**Demande écrite A**
Répondez à ces trois questions à partir du texte sur Sergiu Lom :
(i) Quel a été le tout premier métier de Sergiu Lom ?
(ii) En quel mois et en quelle année a-t-il ouvert Esquisse Jewels ?
(iii) À proximité de quel lieu son atelier boutique se trouve-t-il ?
**Demande écrite B**
Poursuivez le texte sur Sergiu Lom à partir de sa dernière phrase.

**Texte fourni**
========================================================================

Une journée dans la peau d'un orfèvre

Pour percer quelques-uns des mystères du métier de joaillier, nous avons testé l’atelier d’immersion que propose Sergiu Lom et créé notre propre bijou.

TEXTE ET PHOTOS : MARIE HONNAY. |

Spécialiste du bijou sur mesure, le jeune joaillier Sergiu Lom a eu envie d’approfondir la relation personnalisée qu’il entretient avec ses clients. Cet ancien tatoueur (son tout premier métier) passé par la case designer de mobilier (il est diplômé de Saint- Luc Tournai et de la Cambre) a finalement choisi la création de bijoux comme moyen d’expression privilégié.

En septembre 2018, il a ouvert Esquisse Jewels, un atelier boutique installé à deux pas du Cinquantenaire. Un lieu à son image, décoré de meubles de récupération. Il faut dire que la recup”, Sergiu Lom adore ça. L’or qu’il utilise pour ses créations l’est aussi. Tout comme certains outils et meubles de son atelier.

========================================================================

**Section des données**
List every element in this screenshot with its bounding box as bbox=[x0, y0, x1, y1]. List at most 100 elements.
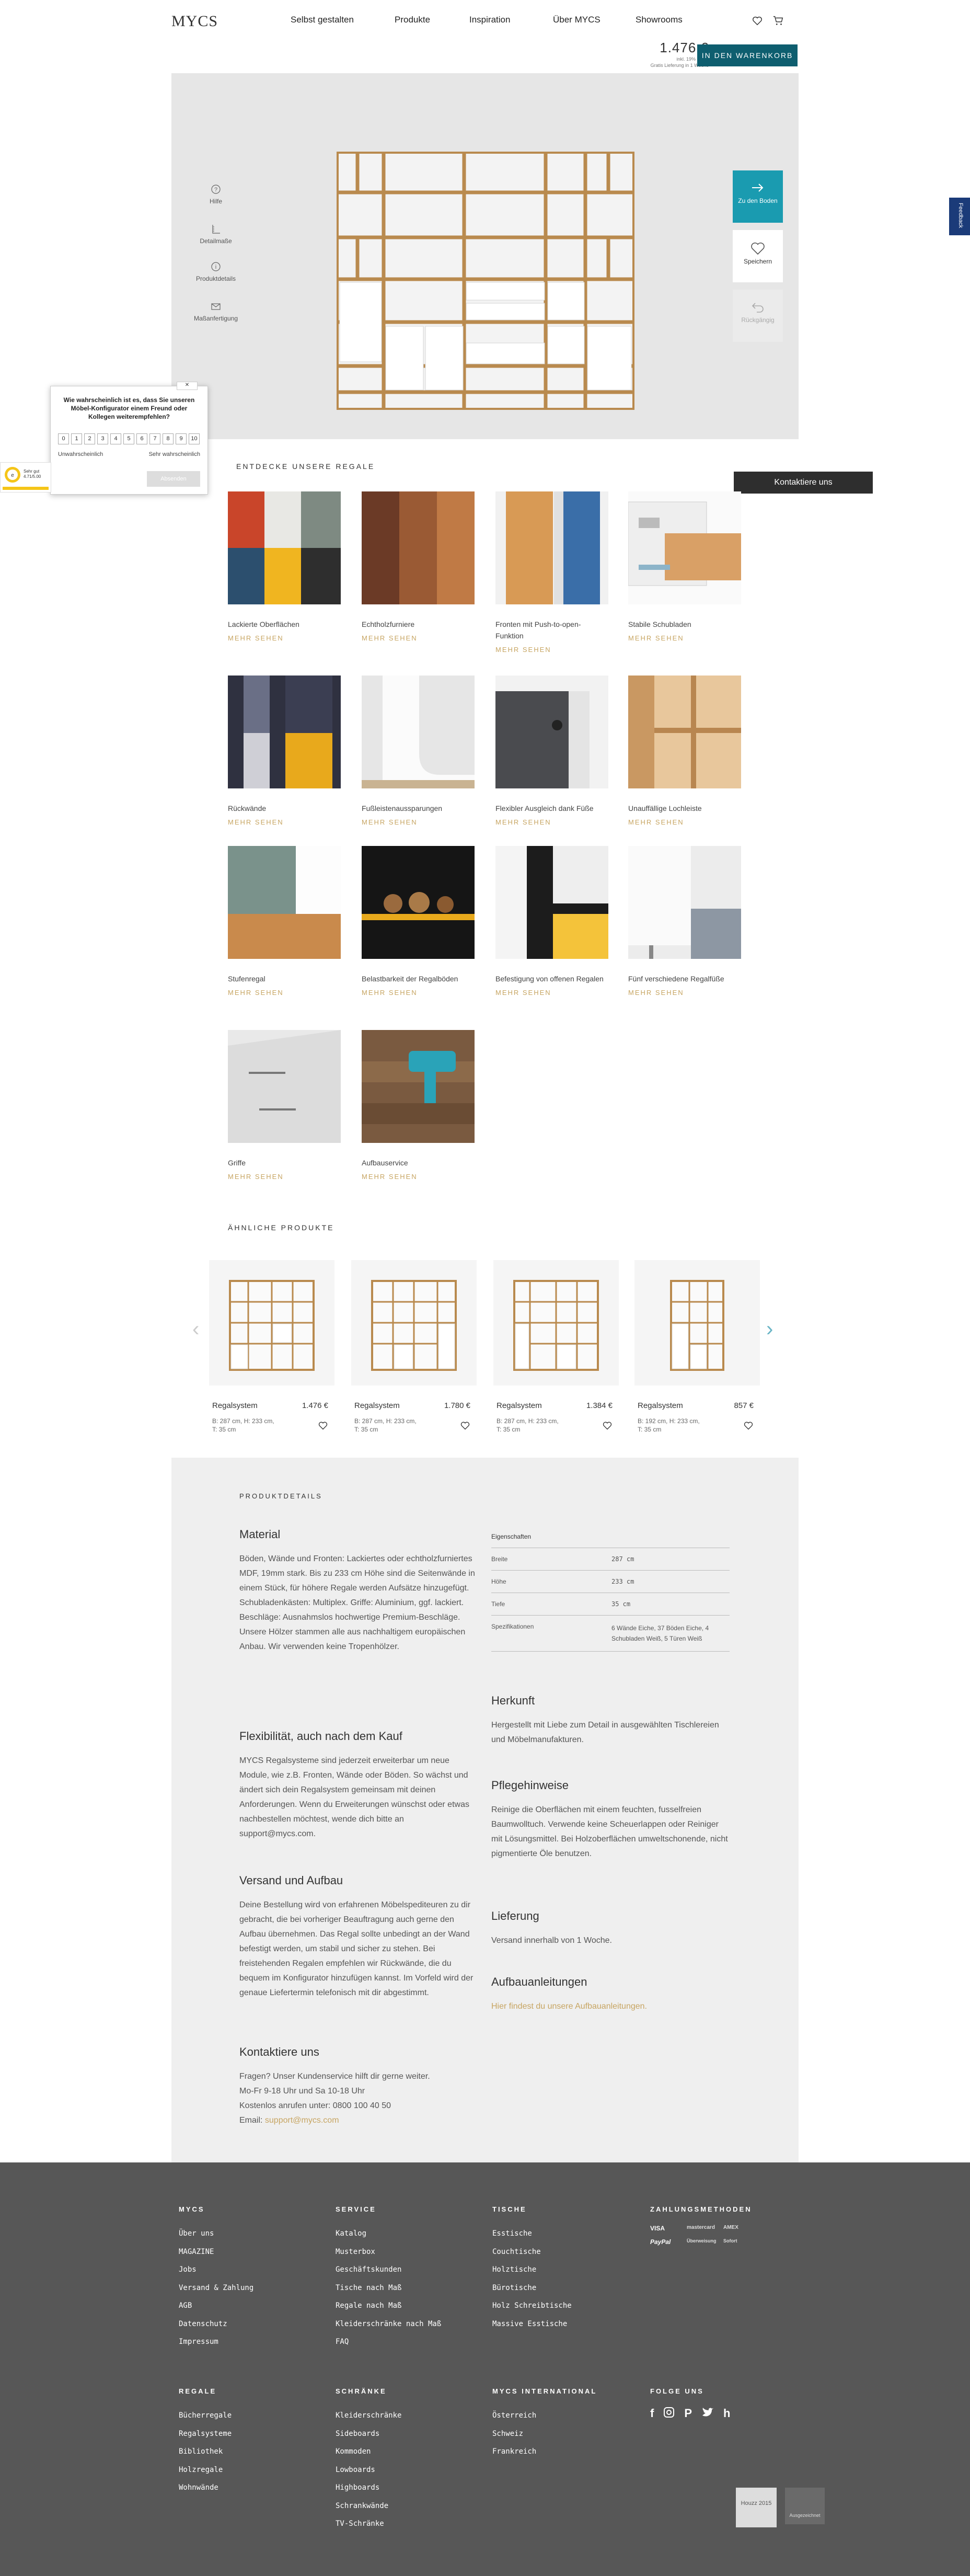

========================================================================

**Réponse A**
(i) Tatoueur.
(ii) En septembre 2018.
(iii) À deux pas du Cinquantenaire.

**Réponse B**
L’univers de la joaillerie, l’artisan est tombé dedans il y a cinq ans lorsqu’il a montré les dessins qu’il réalisait en tant que tatoueur à un sculpteur, ancien collaborateur de la maison bruxelloise Leysen. C’est lui qui l’a convaincu de se lancer dans la joaillerie.

Du tatouage au bijou 

Autodidacte et visiblement passionné, Sergiu Lom réalise ses propres alliages sur base d’or recyclé. Une question d’éthique. Très épurés, ses bijoux se parent souvent de pierres qu’il choisit en collaboration avec sa fiancée, diplômée de l’école royale de gemmologie.

Du design au polissage en passant par la maquette et le travail d’orfèvrerie, il prend tout en charge, à l’exception du sertissage. L’artisan collabore aussi avec un graveur qui personnalise les bijoux des clients qui le désirent en y apposant un dessin ou une inscription. Ce qui l’a incité à imaginer cet atelier d’initiation ? L’envie d’accentuer encore la dimension humaine de son travail.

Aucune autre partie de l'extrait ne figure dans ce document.